*What to work on:*
Gather up the lines that contain "name".

### Exercise input ###

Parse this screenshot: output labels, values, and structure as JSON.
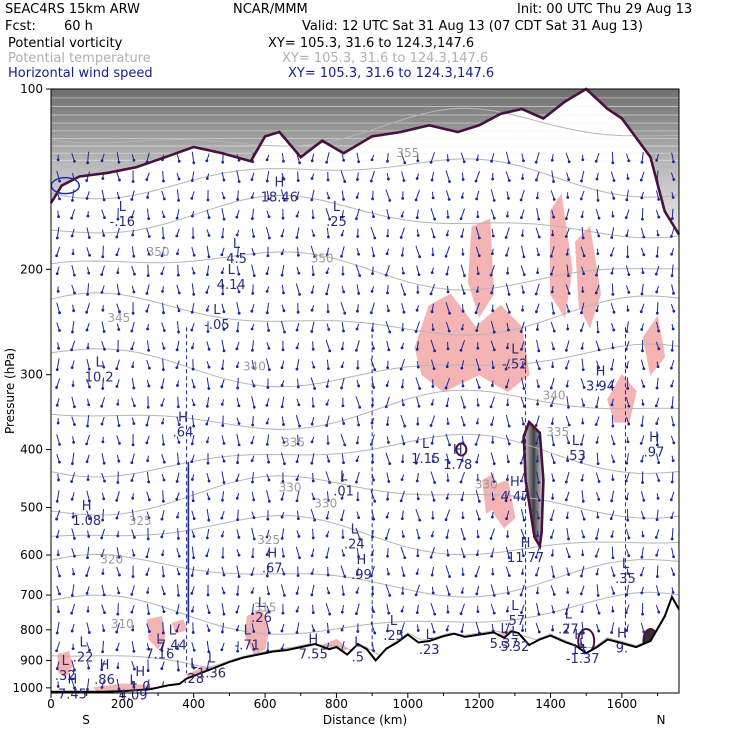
{
  "header": {
    "model": "SEAC4RS 15km ARW",
    "org": "NCAR/MMM",
    "init": "Init: 00 UTC Thu 29 Aug 13",
    "fcst_label": "Fcst:",
    "fcst_value": "60 h",
    "valid": "Valid: 12 UTC Sat 31 Aug 13 (07 CDT Sat 31 Aug 13)",
    "fields": [
      {
        "name": "Potential vorticity",
        "xy": "XY= 105.3, 31.6 to 124.3,147.6"
      },
      {
        "name": "Potential temperature",
        "xy": "XY= 105.3, 31.6 to 124.3,147.6"
      },
      {
        "name": "Horizontal wind speed",
        "xy": "XY= 105.3, 31.6 to 124.3,147.6"
      }
    ]
  },
  "colors": {
    "pv_contour": "#4a1040",
    "theta_contour": "#b5b5b5",
    "wind_vectors": "#1a2a9a",
    "pv_shade": "#f4b4b4",
    "terrain": "#000000"
  },
  "chart_data": {
    "type": "vertical cross-section",
    "xlabel": "Distance (km)",
    "ylabel": "Pressure (hPa)",
    "xlim": [
      0,
      1760
    ],
    "ylim": [
      1020,
      100
    ],
    "y_scale": "log",
    "x_ticks": [
      0,
      200,
      400,
      600,
      800,
      1000,
      1200,
      1400,
      1600
    ],
    "y_ticks": [
      100,
      200,
      300,
      400,
      500,
      600,
      700,
      800,
      900,
      1000
    ],
    "x_end_labels": {
      "left": "S",
      "right": "N"
    },
    "theta_labels": [
      {
        "value": "355",
        "x": 1000,
        "p": 130
      },
      {
        "value": "350",
        "x": 300,
        "p": 190
      },
      {
        "value": "350",
        "x": 760,
        "p": 195
      },
      {
        "value": "345",
        "x": 190,
        "p": 245
      },
      {
        "value": "340",
        "x": 570,
        "p": 295
      },
      {
        "value": "340",
        "x": 1410,
        "p": 330
      },
      {
        "value": "335",
        "x": 680,
        "p": 395
      },
      {
        "value": "335",
        "x": 1420,
        "p": 380
      },
      {
        "value": "330",
        "x": 670,
        "p": 470
      },
      {
        "value": "330",
        "x": 770,
        "p": 500
      },
      {
        "value": "330",
        "x": 1220,
        "p": 465
      },
      {
        "value": "325",
        "x": 250,
        "p": 535
      },
      {
        "value": "325",
        "x": 610,
        "p": 575
      },
      {
        "value": "320",
        "x": 170,
        "p": 620
      },
      {
        "value": "315",
        "x": 600,
        "p": 745
      },
      {
        "value": "310",
        "x": 200,
        "p": 795
      }
    ],
    "extrema": [
      {
        "kind": "L",
        "value": "-.16",
        "x": 200,
        "p": 165
      },
      {
        "kind": "H",
        "value": "18.46",
        "x": 640,
        "p": 150
      },
      {
        "kind": "L",
        "value": ".25",
        "x": 800,
        "p": 165
      },
      {
        "kind": "L",
        "value": "4.5",
        "x": 520,
        "p": 190
      },
      {
        "kind": "L",
        "value": "4.14",
        "x": 505,
        "p": 210
      },
      {
        "kind": "L",
        "value": "-.05",
        "x": 465,
        "p": 245
      },
      {
        "kind": "L",
        "value": "10.2",
        "x": 135,
        "p": 300
      },
      {
        "kind": "L",
        "value": "-.52",
        "x": 1300,
        "p": 285
      },
      {
        "kind": "H",
        "value": "3.94",
        "x": 1540,
        "p": 310
      },
      {
        "kind": "H",
        "value": ".64",
        "x": 370,
        "p": 370
      },
      {
        "kind": "L",
        "value": "1.15",
        "x": 1050,
        "p": 410
      },
      {
        "kind": "H",
        "value": "1.78",
        "x": 1140,
        "p": 420
      },
      {
        "kind": "L",
        "value": ".53",
        "x": 1470,
        "p": 405
      },
      {
        "kind": "H",
        "value": ".97",
        "x": 1690,
        "p": 400
      },
      {
        "kind": "L",
        "value": ".01",
        "x": 820,
        "p": 465
      },
      {
        "kind": "H",
        "value": "4.47",
        "x": 1300,
        "p": 475
      },
      {
        "kind": "H",
        "value": "1.08",
        "x": 100,
        "p": 520
      },
      {
        "kind": "L",
        "value": ".24",
        "x": 850,
        "p": 570
      },
      {
        "kind": "H",
        "value": "11.77",
        "x": 1330,
        "p": 600
      },
      {
        "kind": "H",
        "value": ".67",
        "x": 620,
        "p": 625
      },
      {
        "kind": "H",
        "value": ".99",
        "x": 870,
        "p": 640
      },
      {
        "kind": "L",
        "value": ".35",
        "x": 1610,
        "p": 650
      },
      {
        "kind": "L",
        "value": ".26",
        "x": 590,
        "p": 755
      },
      {
        "kind": "L",
        "value": ".57",
        "x": 1300,
        "p": 765
      },
      {
        "kind": "L",
        "value": ".27",
        "x": 1450,
        "p": 790
      },
      {
        "kind": "L",
        "value": ".25",
        "x": 960,
        "p": 810
      },
      {
        "kind": "L",
        "value": "7.44",
        "x": 340,
        "p": 840
      },
      {
        "kind": "L",
        "value": "7.16",
        "x": 305,
        "p": 870
      },
      {
        "kind": "L",
        "value": "-.71",
        "x": 550,
        "p": 840
      },
      {
        "kind": "H",
        "value": "7.55",
        "x": 735,
        "p": 870
      },
      {
        "kind": "L",
        "value": ".5",
        "x": 860,
        "p": 880
      },
      {
        "kind": "L",
        "value": ".23",
        "x": 1060,
        "p": 855
      },
      {
        "kind": "L",
        "value": "5.37",
        "x": 1270,
        "p": 835
      },
      {
        "kind": "L",
        "value": "5.32",
        "x": 1300,
        "p": 845
      },
      {
        "kind": "H",
        "value": "11",
        "x": 1480,
        "p": 855
      },
      {
        "kind": "H",
        "value": "9.",
        "x": 1600,
        "p": 850
      },
      {
        "kind": "L",
        "value": "-1.37",
        "x": 1490,
        "p": 885
      },
      {
        "kind": "L",
        "value": ".22",
        "x": 90,
        "p": 880
      },
      {
        "kind": "L",
        "value": ".32",
        "x": 40,
        "p": 945
      },
      {
        "kind": "H",
        "value": ".86",
        "x": 150,
        "p": 960
      },
      {
        "kind": "L",
        "value": "1.36",
        "x": 450,
        "p": 935
      },
      {
        "kind": "L",
        "value": ".28",
        "x": 400,
        "p": 955
      },
      {
        "kind": "H",
        "value": "1.0",
        "x": 250,
        "p": 985
      },
      {
        "kind": "H",
        "value": "7.45",
        "x": 60,
        "p": 1015
      },
      {
        "kind": "L",
        "value": "4.09",
        "x": 230,
        "p": 1025
      }
    ],
    "terrain": [
      [
        0,
        1015
      ],
      [
        150,
        1015
      ],
      [
        210,
        1012
      ],
      [
        280,
        1005
      ],
      [
        330,
        990
      ],
      [
        360,
        985
      ],
      [
        380,
        965
      ],
      [
        420,
        945
      ],
      [
        460,
        925
      ],
      [
        500,
        905
      ],
      [
        540,
        890
      ],
      [
        580,
        880
      ],
      [
        620,
        870
      ],
      [
        660,
        865
      ],
      [
        700,
        855
      ],
      [
        740,
        845
      ],
      [
        780,
        862
      ],
      [
        800,
        855
      ],
      [
        830,
        880
      ],
      [
        860,
        845
      ],
      [
        885,
        862
      ],
      [
        910,
        900
      ],
      [
        940,
        860
      ],
      [
        970,
        840
      ],
      [
        1000,
        815
      ],
      [
        1030,
        840
      ],
      [
        1060,
        835
      ],
      [
        1100,
        820
      ],
      [
        1130,
        812
      ],
      [
        1160,
        822
      ],
      [
        1200,
        815
      ],
      [
        1240,
        808
      ],
      [
        1270,
        825
      ],
      [
        1290,
        805
      ],
      [
        1310,
        810
      ],
      [
        1340,
        848
      ],
      [
        1370,
        830
      ],
      [
        1400,
        818
      ],
      [
        1440,
        838
      ],
      [
        1470,
        850
      ],
      [
        1500,
        875
      ],
      [
        1530,
        855
      ],
      [
        1560,
        830
      ],
      [
        1600,
        842
      ],
      [
        1640,
        855
      ],
      [
        1680,
        835
      ],
      [
        1720,
        760
      ],
      [
        1740,
        705
      ],
      [
        1760,
        740
      ]
    ],
    "pv_2pvu_contour": [
      [
        0,
        155
      ],
      [
        30,
        145
      ],
      [
        80,
        140
      ],
      [
        160,
        138
      ],
      [
        240,
        135
      ],
      [
        320,
        130
      ],
      [
        400,
        125
      ],
      [
        480,
        128
      ],
      [
        560,
        132
      ],
      [
        600,
        120
      ],
      [
        640,
        118
      ],
      [
        700,
        130
      ],
      [
        760,
        122
      ],
      [
        820,
        128
      ],
      [
        900,
        120
      ],
      [
        980,
        118
      ],
      [
        1060,
        115
      ],
      [
        1140,
        118
      ],
      [
        1200,
        115
      ],
      [
        1260,
        110
      ],
      [
        1320,
        108
      ],
      [
        1380,
        112
      ],
      [
        1440,
        105
      ],
      [
        1500,
        100
      ],
      [
        1560,
        108
      ],
      [
        1600,
        112
      ],
      [
        1680,
        130
      ],
      [
        1720,
        160
      ],
      [
        1760,
        175
      ]
    ],
    "shaded_pv_regions": [
      [
        [
          1020,
          270
        ],
        [
          1060,
          230
        ],
        [
          1120,
          220
        ],
        [
          1190,
          250
        ],
        [
          1260,
          230
        ],
        [
          1320,
          250
        ],
        [
          1340,
          300
        ],
        [
          1280,
          320
        ],
        [
          1200,
          300
        ],
        [
          1100,
          320
        ],
        [
          1040,
          300
        ]
      ],
      [
        [
          1180,
          170
        ],
        [
          1230,
          165
        ],
        [
          1240,
          220
        ],
        [
          1200,
          240
        ],
        [
          1170,
          210
        ]
      ],
      [
        [
          1400,
          160
        ],
        [
          1430,
          150
        ],
        [
          1460,
          200
        ],
        [
          1440,
          240
        ],
        [
          1400,
          220
        ]
      ],
      [
        [
          1470,
          180
        ],
        [
          1510,
          170
        ],
        [
          1540,
          220
        ],
        [
          1510,
          250
        ],
        [
          1480,
          230
        ]
      ],
      [
        [
          1560,
          330
        ],
        [
          1600,
          300
        ],
        [
          1640,
          320
        ],
        [
          1620,
          360
        ],
        [
          1580,
          360
        ]
      ],
      [
        [
          1660,
          260
        ],
        [
          1700,
          240
        ],
        [
          1720,
          280
        ],
        [
          1680,
          300
        ]
      ],
      [
        [
          1240,
          460
        ],
        [
          1280,
          450
        ],
        [
          1300,
          520
        ],
        [
          1270,
          540
        ],
        [
          1240,
          510
        ]
      ],
      [
        [
          1210,
          450
        ],
        [
          1240,
          440
        ],
        [
          1250,
          500
        ],
        [
          1220,
          510
        ]
      ],
      [
        [
          550,
          760
        ],
        [
          590,
          740
        ],
        [
          610,
          800
        ],
        [
          600,
          860
        ],
        [
          570,
          880
        ],
        [
          545,
          820
        ]
      ],
      [
        [
          270,
          770
        ],
        [
          310,
          760
        ],
        [
          320,
          820
        ],
        [
          300,
          860
        ],
        [
          275,
          830
        ]
      ],
      [
        [
          340,
          780
        ],
        [
          370,
          770
        ],
        [
          380,
          800
        ],
        [
          350,
          810
        ]
      ],
      [
        [
          20,
          880
        ],
        [
          50,
          870
        ],
        [
          60,
          920
        ],
        [
          40,
          960
        ],
        [
          20,
          940
        ]
      ],
      [
        [
          120,
          1000
        ],
        [
          200,
          985
        ],
        [
          260,
          990
        ],
        [
          300,
          1005
        ],
        [
          200,
          1012
        ],
        [
          130,
          1012
        ]
      ],
      [
        [
          380,
          950
        ],
        [
          440,
          920
        ],
        [
          470,
          930
        ],
        [
          430,
          960
        ],
        [
          390,
          970
        ]
      ],
      [
        [
          760,
          850
        ],
        [
          800,
          830
        ],
        [
          830,
          860
        ],
        [
          800,
          880
        ]
      ],
      [
        [
          1230,
          820
        ],
        [
          1290,
          800
        ],
        [
          1320,
          820
        ],
        [
          1280,
          850
        ],
        [
          1240,
          845
        ]
      ]
    ],
    "pv_max_tube": [
      [
        1340,
        360
      ],
      [
        1370,
        375
      ],
      [
        1380,
        450
      ],
      [
        1375,
        550
      ],
      [
        1370,
        580
      ],
      [
        1355,
        560
      ],
      [
        1330,
        450
      ],
      [
        1325,
        380
      ]
    ]
  }
}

###

*Answer to this problem:*
        "name": "Potential vorticity",
        "name": "Potential temperature",
        "name": "Horizontal wind speed",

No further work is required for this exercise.